_Work to do_
Repeat every entry word for word, skipping the pictures.

_Supplied records_
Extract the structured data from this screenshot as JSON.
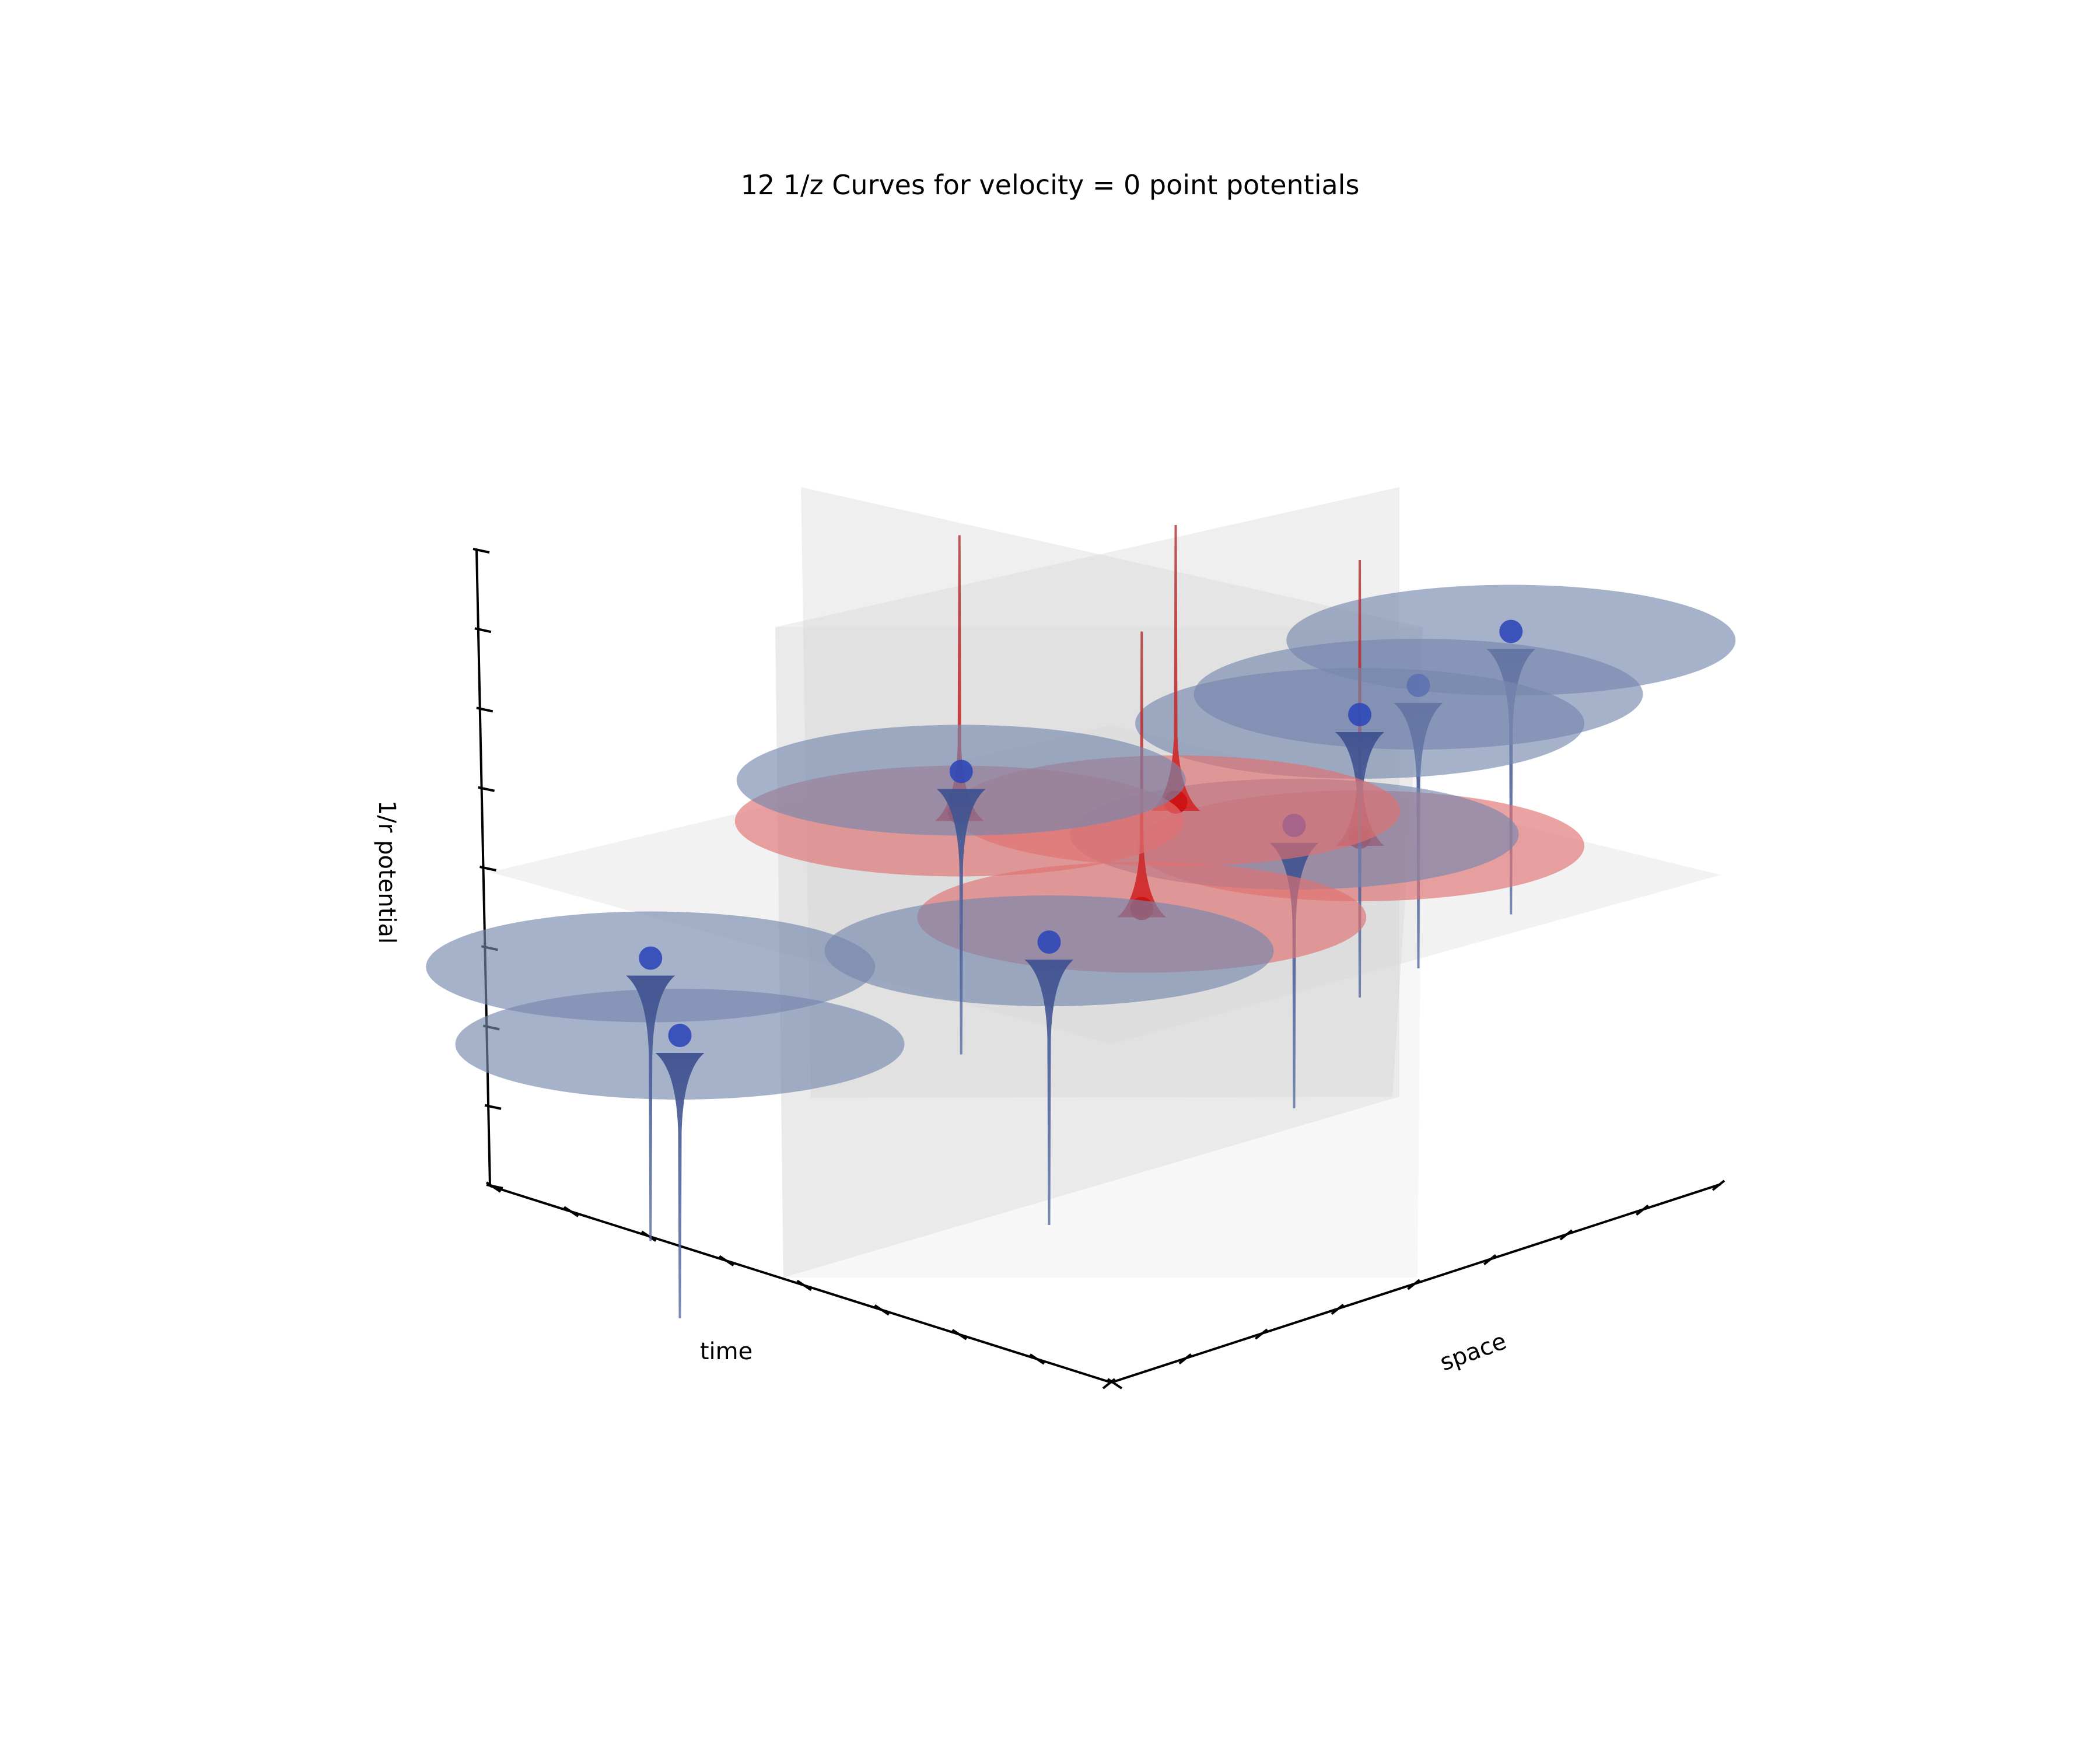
{
  "chart_data": {
    "type": "surface3d",
    "title": "12 1/z Curves for velocity = 0 point potentials",
    "xlabel": "time",
    "ylabel": "space",
    "zlabel": "1/r potential",
    "tick_labels_shown": false,
    "grid": false,
    "colors": {
      "positive": "#d42a2a",
      "negative": "#4f6397",
      "positive_disc": "#e07070",
      "negative_disc": "#7787ad",
      "marker_positive": "#cc1111",
      "marker_negative": "#2f48b8",
      "plane": "#d4d4d4"
    },
    "series": [
      {
        "sign": "positive",
        "time": 0.1,
        "space": 0.5,
        "height": 0.0
      },
      {
        "sign": "negative",
        "time": 0.1,
        "space": 0.5,
        "height": 0.3
      },
      {
        "sign": "negative",
        "time": 0.2,
        "space": 0.85,
        "height": 0.45
      },
      {
        "sign": "negative",
        "time": 0.3,
        "space": 0.8,
        "height": 0.35
      },
      {
        "sign": "positive",
        "time": 0.5,
        "space": 0.55,
        "height": -0.1
      },
      {
        "sign": "negative",
        "time": 0.6,
        "space": 0.5,
        "height": -0.15
      },
      {
        "sign": "negative",
        "time": 0.5,
        "space": 0.8,
        "height": 0.05
      },
      {
        "sign": "positive",
        "time": 0.2,
        "space": 0.3,
        "height": 0.15
      },
      {
        "sign": "positive",
        "time": 0.45,
        "space": 0.2,
        "height": 0.2
      },
      {
        "sign": "negative",
        "time": 0.9,
        "space": 0.2,
        "height": -0.25
      },
      {
        "sign": "negative",
        "time": 0.8,
        "space": 0.05,
        "height": -0.05
      },
      {
        "sign": "negative",
        "time": 0.3,
        "space": 0.05,
        "height": 0.3
      }
    ]
  }
}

_Answer to the problem_
Extract the structured data from this screenshot as JSON.
{
  "chart_data": {
    "type": "surface3d",
    "title": "12 1/z Curves for velocity = 0 point potentials",
    "xlabel": "time",
    "ylabel": "space",
    "zlabel": "1/r potential",
    "tick_labels_shown": false,
    "grid": false,
    "colors": {
      "positive": "#d42a2a",
      "negative": "#4f6397",
      "positive_disc": "#e07070",
      "negative_disc": "#7787ad",
      "marker_positive": "#cc1111",
      "marker_negative": "#2f48b8",
      "plane": "#d4d4d4"
    },
    "series": [
      {
        "sign": "positive",
        "time": 0.1,
        "space": 0.5,
        "height": 0.0
      },
      {
        "sign": "negative",
        "time": 0.1,
        "space": 0.5,
        "height": 0.3
      },
      {
        "sign": "negative",
        "time": 0.2,
        "space": 0.85,
        "height": 0.45
      },
      {
        "sign": "negative",
        "time": 0.3,
        "space": 0.8,
        "height": 0.35
      },
      {
        "sign": "positive",
        "time": 0.5,
        "space": 0.55,
        "height": -0.1
      },
      {
        "sign": "negative",
        "time": 0.6,
        "space": 0.5,
        "height": -0.15
      },
      {
        "sign": "negative",
        "time": 0.5,
        "space": 0.8,
        "height": 0.05
      },
      {
        "sign": "positive",
        "time": 0.2,
        "space": 0.3,
        "height": 0.15
      },
      {
        "sign": "positive",
        "time": 0.45,
        "space": 0.2,
        "height": 0.2
      },
      {
        "sign": "negative",
        "time": 0.9,
        "space": 0.2,
        "height": -0.25
      },
      {
        "sign": "negative",
        "time": 0.8,
        "space": 0.05,
        "height": -0.05
      },
      {
        "sign": "negative",
        "time": 0.3,
        "space": 0.05,
        "height": 0.3
      }
    ]
  }
}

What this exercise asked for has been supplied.